MATERIAL:

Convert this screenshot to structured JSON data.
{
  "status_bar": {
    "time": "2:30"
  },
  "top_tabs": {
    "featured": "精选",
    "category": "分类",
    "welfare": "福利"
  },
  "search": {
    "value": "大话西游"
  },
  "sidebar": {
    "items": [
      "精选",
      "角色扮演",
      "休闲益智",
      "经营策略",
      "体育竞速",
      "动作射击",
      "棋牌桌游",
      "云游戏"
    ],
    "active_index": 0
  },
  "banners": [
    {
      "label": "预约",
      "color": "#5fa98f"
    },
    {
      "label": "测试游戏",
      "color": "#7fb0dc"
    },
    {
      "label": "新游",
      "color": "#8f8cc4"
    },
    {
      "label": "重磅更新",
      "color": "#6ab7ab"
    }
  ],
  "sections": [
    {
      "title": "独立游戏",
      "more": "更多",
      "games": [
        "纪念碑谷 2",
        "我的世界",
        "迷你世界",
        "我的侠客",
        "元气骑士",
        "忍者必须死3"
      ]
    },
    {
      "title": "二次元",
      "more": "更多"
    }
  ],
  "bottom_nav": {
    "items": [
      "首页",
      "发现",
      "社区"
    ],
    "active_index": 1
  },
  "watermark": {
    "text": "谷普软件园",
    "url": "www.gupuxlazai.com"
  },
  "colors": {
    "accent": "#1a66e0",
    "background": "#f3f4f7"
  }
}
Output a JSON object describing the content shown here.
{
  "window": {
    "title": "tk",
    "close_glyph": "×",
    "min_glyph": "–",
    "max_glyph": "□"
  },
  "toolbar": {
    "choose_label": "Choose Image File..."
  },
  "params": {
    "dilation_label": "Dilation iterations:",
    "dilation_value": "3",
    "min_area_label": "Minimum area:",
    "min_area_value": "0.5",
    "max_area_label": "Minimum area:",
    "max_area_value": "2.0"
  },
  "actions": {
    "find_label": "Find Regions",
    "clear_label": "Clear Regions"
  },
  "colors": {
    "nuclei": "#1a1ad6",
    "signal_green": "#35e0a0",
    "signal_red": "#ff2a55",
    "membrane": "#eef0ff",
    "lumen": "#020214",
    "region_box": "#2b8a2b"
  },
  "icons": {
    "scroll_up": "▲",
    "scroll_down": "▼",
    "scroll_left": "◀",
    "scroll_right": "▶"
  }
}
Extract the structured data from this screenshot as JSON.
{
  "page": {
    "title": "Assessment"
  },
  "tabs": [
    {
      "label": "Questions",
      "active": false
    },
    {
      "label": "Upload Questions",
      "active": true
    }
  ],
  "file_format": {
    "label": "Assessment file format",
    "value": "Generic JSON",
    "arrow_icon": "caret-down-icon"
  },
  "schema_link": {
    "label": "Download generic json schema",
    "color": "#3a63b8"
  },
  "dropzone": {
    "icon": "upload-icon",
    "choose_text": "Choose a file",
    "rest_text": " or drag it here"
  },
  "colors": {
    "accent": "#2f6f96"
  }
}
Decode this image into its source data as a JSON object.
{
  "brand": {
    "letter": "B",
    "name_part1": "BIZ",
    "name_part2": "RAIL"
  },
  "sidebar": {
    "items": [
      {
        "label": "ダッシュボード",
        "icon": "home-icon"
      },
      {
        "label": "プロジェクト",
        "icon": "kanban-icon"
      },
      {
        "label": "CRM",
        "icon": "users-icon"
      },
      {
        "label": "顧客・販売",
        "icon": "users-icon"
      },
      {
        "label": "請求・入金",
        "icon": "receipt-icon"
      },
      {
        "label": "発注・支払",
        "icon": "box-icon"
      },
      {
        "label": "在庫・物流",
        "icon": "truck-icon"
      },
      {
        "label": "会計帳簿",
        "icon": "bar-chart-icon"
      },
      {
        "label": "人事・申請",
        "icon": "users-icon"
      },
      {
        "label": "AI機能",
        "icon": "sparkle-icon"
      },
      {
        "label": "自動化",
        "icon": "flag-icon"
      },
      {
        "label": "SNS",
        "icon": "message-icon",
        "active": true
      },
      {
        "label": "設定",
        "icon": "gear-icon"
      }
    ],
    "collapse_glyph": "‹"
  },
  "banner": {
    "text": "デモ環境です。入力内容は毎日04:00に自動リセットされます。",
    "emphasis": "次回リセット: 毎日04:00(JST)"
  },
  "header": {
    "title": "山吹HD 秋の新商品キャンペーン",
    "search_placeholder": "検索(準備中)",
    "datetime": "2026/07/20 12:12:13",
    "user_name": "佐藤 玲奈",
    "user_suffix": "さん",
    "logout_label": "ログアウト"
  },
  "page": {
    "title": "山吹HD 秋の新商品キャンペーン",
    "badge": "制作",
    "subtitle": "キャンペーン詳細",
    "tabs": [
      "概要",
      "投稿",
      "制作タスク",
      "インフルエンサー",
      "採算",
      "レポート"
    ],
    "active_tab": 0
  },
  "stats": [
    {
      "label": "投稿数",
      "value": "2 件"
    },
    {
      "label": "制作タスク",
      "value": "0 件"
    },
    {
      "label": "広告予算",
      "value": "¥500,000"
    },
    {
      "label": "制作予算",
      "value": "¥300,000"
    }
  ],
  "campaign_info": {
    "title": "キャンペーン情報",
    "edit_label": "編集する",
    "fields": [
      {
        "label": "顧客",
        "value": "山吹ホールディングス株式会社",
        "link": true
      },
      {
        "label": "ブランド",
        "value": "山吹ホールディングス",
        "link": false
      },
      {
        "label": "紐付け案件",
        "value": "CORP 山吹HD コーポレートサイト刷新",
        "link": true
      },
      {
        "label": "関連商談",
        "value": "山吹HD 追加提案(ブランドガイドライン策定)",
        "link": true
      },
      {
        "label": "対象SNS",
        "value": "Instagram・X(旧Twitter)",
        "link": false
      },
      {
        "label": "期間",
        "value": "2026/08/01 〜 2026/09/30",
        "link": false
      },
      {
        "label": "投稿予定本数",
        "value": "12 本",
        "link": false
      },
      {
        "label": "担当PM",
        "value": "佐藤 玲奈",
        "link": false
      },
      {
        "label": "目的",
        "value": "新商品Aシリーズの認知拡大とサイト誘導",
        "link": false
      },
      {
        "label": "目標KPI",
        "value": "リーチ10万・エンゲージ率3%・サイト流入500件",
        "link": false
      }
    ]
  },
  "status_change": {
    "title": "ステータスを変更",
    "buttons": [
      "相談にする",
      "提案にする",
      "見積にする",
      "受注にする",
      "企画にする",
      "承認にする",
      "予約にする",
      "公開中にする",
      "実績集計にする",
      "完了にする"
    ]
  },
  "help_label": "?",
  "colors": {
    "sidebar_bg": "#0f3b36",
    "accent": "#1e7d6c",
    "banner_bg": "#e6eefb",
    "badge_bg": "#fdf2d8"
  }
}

TASK REQUIREMENTS: Extract, word for word, each line of the listing above.

WRITTEN RESPONSE:
Convert this screenshot to structured JSON data.
{
  "status_bar": {
    "time": "2:30"
  },
  "top_tabs": {
    "featured": "精选",
    "category": "分类",
    "welfare": "福利"
  },
  "search": {
    "value": "大话西游"
  },
  "sidebar": {
    "items": [
      "精选",
      "角色扮演",
      "休闲益智",
      "经营策略",
      "体育竞速",
      "动作射击",
      "棋牌桌游",
      "云游戏"
    ],
    "active_index": 0
  },
  "banners": [
    {
      "label": "预约",
      "color": "#5fa98f"
    },
    {
      "label": "测试游戏",
      "color": "#7fb0dc"
    },
    {
      "label": "新游",
      "color": "#8f8cc4"
    },
    {
      "label": "重磅更新",
      "color": "#6ab7ab"
    }
  ],
  "sections": [
    {
      "title": "独立游戏",
      "more": "更多",
      "games": [
        "纪念碑谷 2",
        "我的世界",
        "迷你世界",
        "我的侠客",
        "元气骑士",
        "忍者必须死3"
      ]
    },
    {
      "title": "二次元",
      "more": "更多"
    }
  ],
  "bottom_nav": {
    "items": [
      "首页",
      "发现",
      "社区"
    ],
    "active_index": 1
  },
  "watermark": {
    "text": "谷普软件园",
    "url": "www.gupuxlazai.com"
  },
  "colors": {
    "accent": "#1a66e0",
    "background": "#f3f4f7"
  }
}
Output a JSON object describing the content shown here.
{
  "window": {
    "title": "tk",
    "close_glyph": "×",
    "min_glyph": "–",
    "max_glyph": "□"
  },
  "toolbar": {
    "choose_label": "Choose Image File..."
  },
  "params": {
    "dilation_label": "Dilation iterations:",
    "dilation_value": "3",
    "min_area_label": "Minimum area:",
    "min_area_value": "0.5",
    "max_area_label": "Minimum area:",
    "max_area_value": "2.0"
  },
  "actions": {
    "find_label": "Find Regions",
    "clear_label": "Clear Regions"
  },
  "colors": {
    "nuclei": "#1a1ad6",
    "signal_green": "#35e0a0",
    "signal_red": "#ff2a55",
    "membrane": "#eef0ff",
    "lumen": "#020214",
    "region_box": "#2b8a2b"
  },
  "icons": {
    "scroll_up": "▲",
    "scroll_down": "▼",
    "scroll_left": "◀",
    "scroll_right": "▶"
  }
}
Extract the structured data from this screenshot as JSON.
{
  "page": {
    "title": "Assessment"
  },
  "tabs": [
    {
      "label": "Questions",
      "active": false
    },
    {
      "label": "Upload Questions",
      "active": true
    }
  ],
  "file_format": {
    "label": "Assessment file format",
    "value": "Generic JSON",
    "arrow_icon": "caret-down-icon"
  },
  "schema_link": {
    "label": "Download generic json schema",
    "color": "#3a63b8"
  },
  "dropzone": {
    "icon": "upload-icon",
    "choose_text": "Choose a file",
    "rest_text": " or drag it here"
  },
  "colors": {
    "accent": "#2f6f96"
  }
}
Decode this image into its source data as a JSON object.
{
  "brand": {
    "letter": "B",
    "name_part1": "BIZ",
    "name_part2": "RAIL"
  },
  "sidebar": {
    "items": [
      {
        "label": "ダッシュボード",
        "icon": "home-icon"
      },
      {
        "label": "プロジェクト",
        "icon": "kanban-icon"
      },
      {
        "label": "CRM",
        "icon": "users-icon"
      },
      {
        "label": "顧客・販売",
        "icon": "users-icon"
      },
      {
        "label": "請求・入金",
        "icon": "receipt-icon"
      },
      {
        "label": "発注・支払",
        "icon": "box-icon"
      },
      {
        "label": "在庫・物流",
        "icon": "truck-icon"
      },
      {
        "label": "会計帳簿",
        "icon": "bar-chart-icon"
      },
      {
        "label": "人事・申請",
        "icon": "users-icon"
      },
      {
        "label": "AI機能",
        "icon": "sparkle-icon"
      },
      {
        "label": "自動化",
        "icon": "flag-icon"
      },
      {
        "label": "SNS",
        "icon": "message-icon",
        "active": true
      },
      {
        "label": "設定",
        "icon": "gear-icon"
      }
    ],
    "collapse_glyph": "‹"
  },
  "banner": {
    "text": "デモ環境です。入力内容は毎日04:00に自動リセットされます。",
    "emphasis": "次回リセット: 毎日04:00(JST)"
  },
  "header": {
    "title": "山吹HD 秋の新商品キャンペーン",
    "search_placeholder": "検索(準備中)",
    "datetime": "2026/07/20 12:12:13",
    "user_name": "佐藤 玲奈",
    "user_suffix": "さん",
    "logout_label": "ログアウト"
  },
  "page": {
    "title": "山吹HD 秋の新商品キャンペーン",
    "badge": "制作",
    "subtitle": "キャンペーン詳細",
    "tabs": [
      "概要",
      "投稿",
      "制作タスク",
      "インフルエンサー",
      "採算",
      "レポート"
    ],
    "active_tab": 0
  },
  "stats": [
    {
      "label": "投稿数",
      "value": "2 件"
    },
    {
      "label": "制作タスク",
      "value": "0 件"
    },
    {
      "label": "広告予算",
      "value": "¥500,000"
    },
    {
      "label": "制作予算",
      "value": "¥300,000"
    }
  ],
  "campaign_info": {
    "title": "キャンペーン情報",
    "edit_label": "編集する",
    "fields": [
      {
        "label": "顧客",
        "value": "山吹ホールディングス株式会社",
        "link": true
      },
      {
        "label": "ブランド",
        "value": "山吹ホールディングス",
        "link": false
      },
      {
        "label": "紐付け案件",
        "value": "CORP 山吹HD コーポレートサイト刷新",
        "link": true
      },
      {
        "label": "関連商談",
        "value": "山吹HD 追加提案(ブランドガイドライン策定)",
        "link": true
      },
      {
        "label": "対象SNS",
        "value": "Instagram・X(旧Twitter)",
        "link": false
      },
      {
        "label": "期間",
        "value": "2026/08/01 〜 2026/09/30",
        "link": false
      },
      {
        "label": "投稿予定本数",
        "value": "12 本",
        "link": false
      },
      {
        "label": "担当PM",
        "value": "佐藤 玲奈",
        "link": false
      },
      {
        "label": "目的",
        "value": "新商品Aシリーズの認知拡大とサイト誘導",
        "link": false
      },
      {
        "label": "目標KPI",
        "value": "リーチ10万・エンゲージ率3%・サイト流入500件",
        "link": false
      }
    ]
  },
  "status_change": {
    "title": "ステータスを変更",
    "buttons": [
      "相談にする",
      "提案にする",
      "見積にする",
      "受注にする",
      "企画にする",
      "承認にする",
      "予約にする",
      "公開中にする",
      "実績集計にする",
      "完了にする"
    ]
  },
  "help_label": "?",
  "colors": {
    "sidebar_bg": "#0f3b36",
    "accent": "#1e7d6c",
    "banner_bg": "#e6eefb",
    "badge_bg": "#fdf2d8"
  }
}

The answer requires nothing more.